Records from a data collection:

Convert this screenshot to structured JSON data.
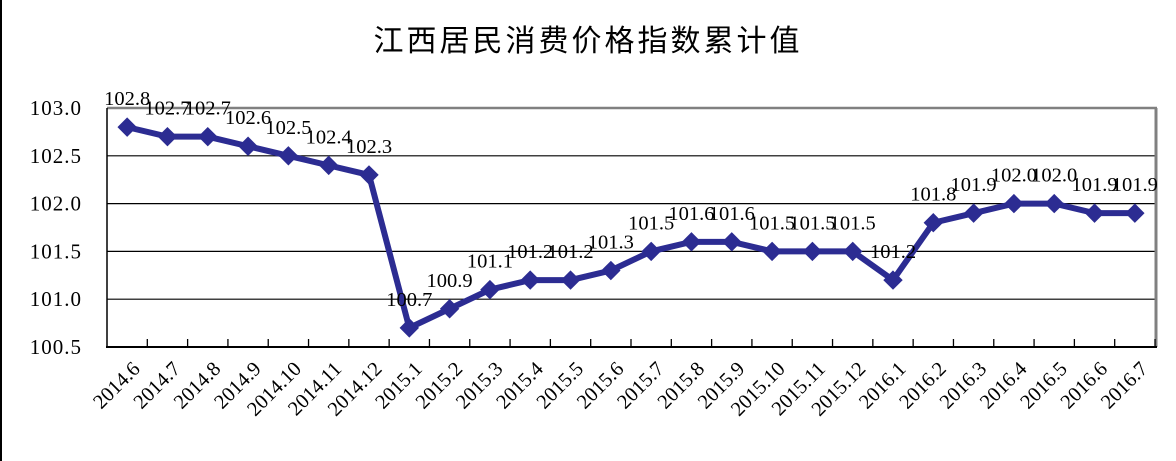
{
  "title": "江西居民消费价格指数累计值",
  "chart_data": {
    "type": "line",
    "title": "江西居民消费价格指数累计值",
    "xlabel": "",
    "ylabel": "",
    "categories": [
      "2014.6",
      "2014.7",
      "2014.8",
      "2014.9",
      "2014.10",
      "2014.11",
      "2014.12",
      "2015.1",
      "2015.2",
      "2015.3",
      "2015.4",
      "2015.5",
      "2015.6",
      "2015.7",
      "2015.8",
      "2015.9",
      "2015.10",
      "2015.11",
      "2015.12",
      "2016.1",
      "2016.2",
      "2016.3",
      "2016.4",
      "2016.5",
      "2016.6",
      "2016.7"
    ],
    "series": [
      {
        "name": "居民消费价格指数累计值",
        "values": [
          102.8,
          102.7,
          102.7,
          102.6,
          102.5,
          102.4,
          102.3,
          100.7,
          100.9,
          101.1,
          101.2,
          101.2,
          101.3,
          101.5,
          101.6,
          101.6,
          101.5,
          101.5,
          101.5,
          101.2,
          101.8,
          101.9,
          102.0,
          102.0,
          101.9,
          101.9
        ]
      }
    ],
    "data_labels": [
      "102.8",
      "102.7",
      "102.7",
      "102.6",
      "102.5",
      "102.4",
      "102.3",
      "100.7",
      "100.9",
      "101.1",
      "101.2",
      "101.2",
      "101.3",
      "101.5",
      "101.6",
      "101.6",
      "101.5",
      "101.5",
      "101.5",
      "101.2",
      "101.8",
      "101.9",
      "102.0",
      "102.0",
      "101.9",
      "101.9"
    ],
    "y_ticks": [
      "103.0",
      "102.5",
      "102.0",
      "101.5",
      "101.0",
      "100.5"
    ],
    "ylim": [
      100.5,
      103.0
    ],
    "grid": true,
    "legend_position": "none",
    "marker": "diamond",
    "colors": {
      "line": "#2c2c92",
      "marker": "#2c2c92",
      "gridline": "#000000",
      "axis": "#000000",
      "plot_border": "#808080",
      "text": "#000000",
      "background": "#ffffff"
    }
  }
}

**PROBLEM TO SOLVE:** Which lines hold the string "江西居民消费价格指数累计值"? Copy all of them from the data above.

**TASK RESULT:**
  "title": "江西居民消费价格指数累计值",
    "title": "江西居民消费价格指数累计值",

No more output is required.